▸ WORK TO DO
Transcribe all the entries word for word, but omit the images.
++++++++
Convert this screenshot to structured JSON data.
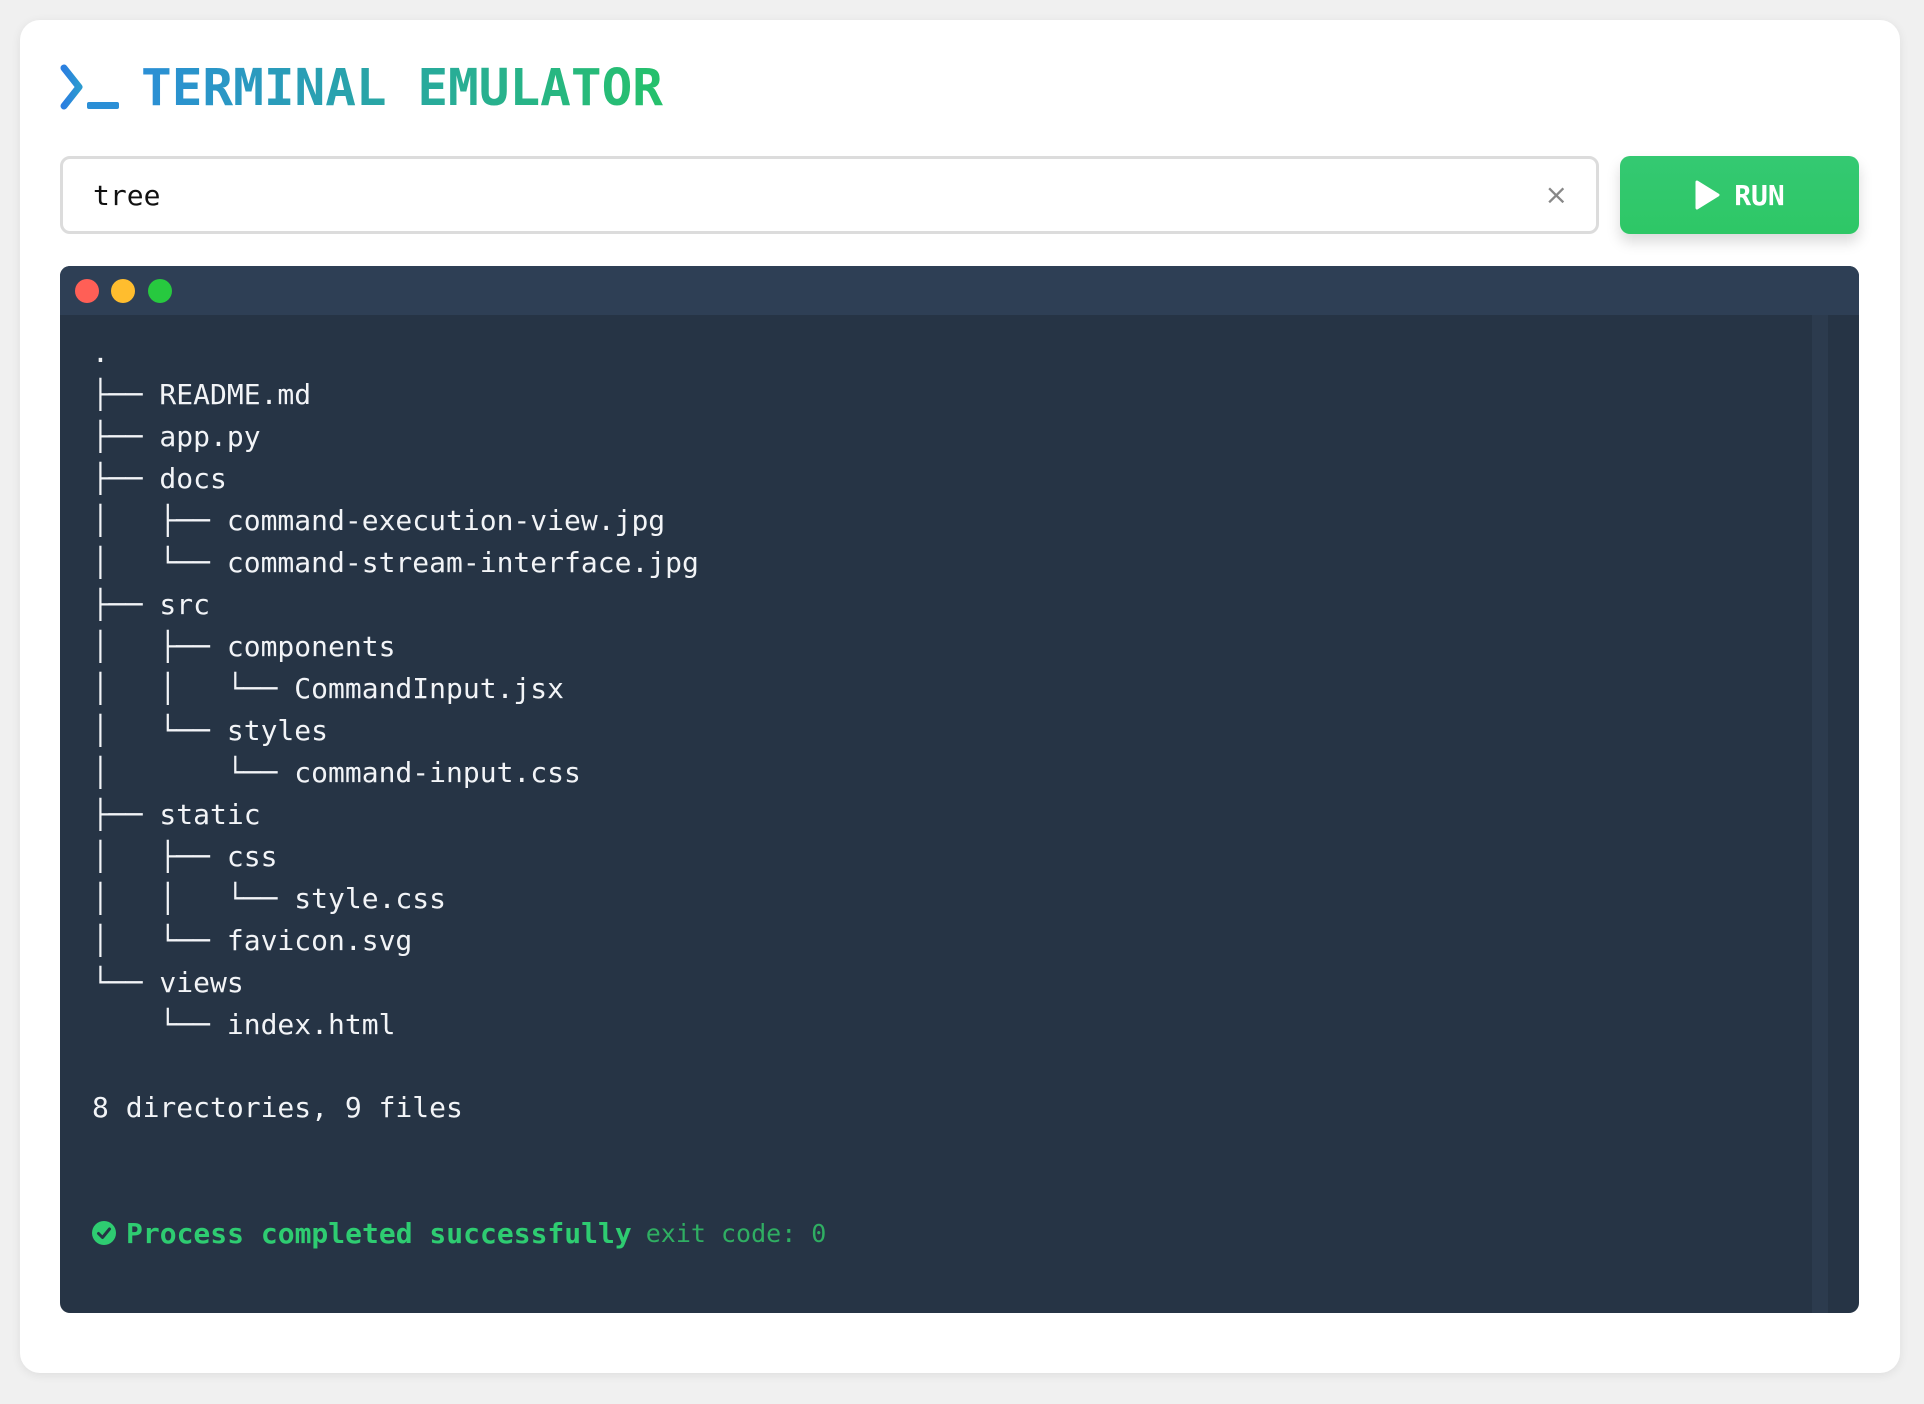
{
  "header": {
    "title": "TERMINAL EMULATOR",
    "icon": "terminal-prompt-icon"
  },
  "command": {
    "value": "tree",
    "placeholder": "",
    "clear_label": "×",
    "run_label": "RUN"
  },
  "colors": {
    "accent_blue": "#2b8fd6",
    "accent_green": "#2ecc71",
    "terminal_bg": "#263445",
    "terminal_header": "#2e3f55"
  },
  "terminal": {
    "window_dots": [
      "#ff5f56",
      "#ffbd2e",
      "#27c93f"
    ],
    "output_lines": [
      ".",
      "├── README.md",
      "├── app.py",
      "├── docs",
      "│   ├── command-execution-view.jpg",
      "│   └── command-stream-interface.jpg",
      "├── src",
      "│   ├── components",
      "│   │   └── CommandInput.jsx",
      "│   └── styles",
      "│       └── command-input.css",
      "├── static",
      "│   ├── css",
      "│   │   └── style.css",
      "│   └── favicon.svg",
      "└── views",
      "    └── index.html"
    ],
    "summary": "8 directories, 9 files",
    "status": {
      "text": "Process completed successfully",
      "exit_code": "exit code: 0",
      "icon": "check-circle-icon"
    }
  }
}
++++++++
▸ WORKED ANSWER
Convert this screenshot to structured JSON data.
{
  "header": {
    "title": "TERMINAL EMULATOR",
    "icon": "terminal-prompt-icon"
  },
  "command": {
    "value": "tree",
    "placeholder": "",
    "clear_label": "×",
    "run_label": "RUN"
  },
  "colors": {
    "accent_blue": "#2b8fd6",
    "accent_green": "#2ecc71",
    "terminal_bg": "#263445",
    "terminal_header": "#2e3f55"
  },
  "terminal": {
    "window_dots": [
      "#ff5f56",
      "#ffbd2e",
      "#27c93f"
    ],
    "output_lines": [
      ".",
      "├── README.md",
      "├── app.py",
      "├── docs",
      "│   ├── command-execution-view.jpg",
      "│   └── command-stream-interface.jpg",
      "├── src",
      "│   ├── components",
      "│   │   └── CommandInput.jsx",
      "│   └── styles",
      "│       └── command-input.css",
      "├── static",
      "│   ├── css",
      "│   │   └── style.css",
      "│   └── favicon.svg",
      "└── views",
      "    └── index.html"
    ],
    "summary": "8 directories, 9 files",
    "status": {
      "text": "Process completed successfully",
      "exit_code": "exit code: 0",
      "icon": "check-circle-icon"
    }
  }
}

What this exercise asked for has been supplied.